## BEGIN INPUT FOR THIS TASK

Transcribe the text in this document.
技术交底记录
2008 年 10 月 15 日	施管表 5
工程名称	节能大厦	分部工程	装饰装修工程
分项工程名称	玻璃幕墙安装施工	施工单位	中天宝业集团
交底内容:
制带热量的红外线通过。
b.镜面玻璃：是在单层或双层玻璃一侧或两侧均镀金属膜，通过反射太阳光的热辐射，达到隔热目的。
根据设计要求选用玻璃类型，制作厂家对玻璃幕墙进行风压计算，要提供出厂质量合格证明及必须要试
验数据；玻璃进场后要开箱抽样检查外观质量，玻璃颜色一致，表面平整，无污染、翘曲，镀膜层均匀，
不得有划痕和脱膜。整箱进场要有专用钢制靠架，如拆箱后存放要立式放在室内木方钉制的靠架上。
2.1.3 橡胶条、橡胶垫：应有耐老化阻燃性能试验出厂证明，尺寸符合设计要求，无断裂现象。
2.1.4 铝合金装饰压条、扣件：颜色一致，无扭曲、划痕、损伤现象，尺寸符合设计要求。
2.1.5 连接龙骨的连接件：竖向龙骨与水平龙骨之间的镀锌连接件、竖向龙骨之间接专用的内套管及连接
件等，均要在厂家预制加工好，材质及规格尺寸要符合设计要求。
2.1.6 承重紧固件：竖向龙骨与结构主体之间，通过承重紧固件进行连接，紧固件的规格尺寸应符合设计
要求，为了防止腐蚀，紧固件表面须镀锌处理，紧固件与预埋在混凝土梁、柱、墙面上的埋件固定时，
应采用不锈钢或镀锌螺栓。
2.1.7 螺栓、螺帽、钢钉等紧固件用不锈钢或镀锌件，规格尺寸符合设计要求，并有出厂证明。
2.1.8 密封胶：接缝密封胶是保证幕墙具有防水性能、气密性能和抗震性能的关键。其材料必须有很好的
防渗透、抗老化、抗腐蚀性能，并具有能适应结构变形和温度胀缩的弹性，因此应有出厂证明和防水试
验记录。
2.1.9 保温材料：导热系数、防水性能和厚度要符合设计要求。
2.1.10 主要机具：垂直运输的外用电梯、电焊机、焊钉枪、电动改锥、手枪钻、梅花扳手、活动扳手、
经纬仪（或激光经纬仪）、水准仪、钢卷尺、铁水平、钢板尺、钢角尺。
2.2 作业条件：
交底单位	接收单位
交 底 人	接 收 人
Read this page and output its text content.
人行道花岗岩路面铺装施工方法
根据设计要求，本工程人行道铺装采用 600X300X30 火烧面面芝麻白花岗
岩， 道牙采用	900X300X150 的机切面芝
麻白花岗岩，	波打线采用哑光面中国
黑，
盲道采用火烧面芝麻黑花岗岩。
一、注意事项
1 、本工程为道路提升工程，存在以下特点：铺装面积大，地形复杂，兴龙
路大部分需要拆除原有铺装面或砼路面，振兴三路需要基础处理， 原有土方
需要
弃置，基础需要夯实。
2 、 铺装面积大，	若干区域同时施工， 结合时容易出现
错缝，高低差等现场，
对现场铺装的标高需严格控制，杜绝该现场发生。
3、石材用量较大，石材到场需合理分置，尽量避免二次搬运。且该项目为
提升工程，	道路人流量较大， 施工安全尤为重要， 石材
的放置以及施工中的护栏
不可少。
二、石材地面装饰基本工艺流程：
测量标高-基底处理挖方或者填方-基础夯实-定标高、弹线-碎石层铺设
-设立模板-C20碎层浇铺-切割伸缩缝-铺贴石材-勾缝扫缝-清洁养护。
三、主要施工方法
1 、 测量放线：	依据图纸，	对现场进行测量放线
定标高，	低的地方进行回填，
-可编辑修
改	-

## END INPUT FOR THIS TASK

_GIVEN REQUEST_
Would you write down every record again, exactly?

_EXERCISE ANSWER_
Transcribe the text in this document.
技术交底记录
2008 年 10 月 15 日	施管表 5
工程名称	节能大厦	分部工程	装饰装修工程
分项工程名称	玻璃幕墙安装施工	施工单位	中天宝业集团
交底内容:
制带热量的红外线通过。
b.镜面玻璃：是在单层或双层玻璃一侧或两侧均镀金属膜，通过反射太阳光的热辐射，达到隔热目的。
根据设计要求选用玻璃类型，制作厂家对玻璃幕墙进行风压计算，要提供出厂质量合格证明及必须要试
验数据；玻璃进场后要开箱抽样检查外观质量，玻璃颜色一致，表面平整，无污染、翘曲，镀膜层均匀，
不得有划痕和脱膜。整箱进场要有专用钢制靠架，如拆箱后存放要立式放在室内木方钉制的靠架上。
2.1.3 橡胶条、橡胶垫：应有耐老化阻燃性能试验出厂证明，尺寸符合设计要求，无断裂现象。
2.1.4 铝合金装饰压条、扣件：颜色一致，无扭曲、划痕、损伤现象，尺寸符合设计要求。
2.1.5 连接龙骨的连接件：竖向龙骨与水平龙骨之间的镀锌连接件、竖向龙骨之间接专用的内套管及连接
件等，均要在厂家预制加工好，材质及规格尺寸要符合设计要求。
2.1.6 承重紧固件：竖向龙骨与结构主体之间，通过承重紧固件进行连接，紧固件的规格尺寸应符合设计
要求，为了防止腐蚀，紧固件表面须镀锌处理，紧固件与预埋在混凝土梁、柱、墙面上的埋件固定时，
应采用不锈钢或镀锌螺栓。
2.1.7 螺栓、螺帽、钢钉等紧固件用不锈钢或镀锌件，规格尺寸符合设计要求，并有出厂证明。
2.1.8 密封胶：接缝密封胶是保证幕墙具有防水性能、气密性能和抗震性能的关键。其材料必须有很好的
防渗透、抗老化、抗腐蚀性能，并具有能适应结构变形和温度胀缩的弹性，因此应有出厂证明和防水试
验记录。
2.1.9 保温材料：导热系数、防水性能和厚度要符合设计要求。
2.1.10 主要机具：垂直运输的外用电梯、电焊机、焊钉枪、电动改锥、手枪钻、梅花扳手、活动扳手、
经纬仪（或激光经纬仪）、水准仪、钢卷尺、铁水平、钢板尺、钢角尺。
2.2 作业条件：
交底单位	接收单位
交 底 人	接 收 人
Read this page and output its text content.
人行道花岗岩路面铺装施工方法
根据设计要求，本工程人行道铺装采用 600X300X30 火烧面面芝麻白花岗
岩， 道牙采用	900X300X150 的机切面芝
麻白花岗岩，	波打线采用哑光面中国
黑，
盲道采用火烧面芝麻黑花岗岩。
一、注意事项
1 、本工程为道路提升工程，存在以下特点：铺装面积大，地形复杂，兴龙
路大部分需要拆除原有铺装面或砼路面，振兴三路需要基础处理， 原有土方
需要
弃置，基础需要夯实。
2 、 铺装面积大，	若干区域同时施工， 结合时容易出现
错缝，高低差等现场，
对现场铺装的标高需严格控制，杜绝该现场发生。
3、石材用量较大，石材到场需合理分置，尽量避免二次搬运。且该项目为
提升工程，	道路人流量较大， 施工安全尤为重要， 石材
的放置以及施工中的护栏
不可少。
二、石材地面装饰基本工艺流程：
测量标高-基底处理挖方或者填方-基础夯实-定标高、弹线-碎石层铺设
-设立模板-C20碎层浇铺-切割伸缩缝-铺贴石材-勾缝扫缝-清洁养护。
三、主要施工方法
1 、 测量放线：	依据图纸，	对现场进行测量放线
定标高，	低的地方进行回填，
-可编辑修
改	-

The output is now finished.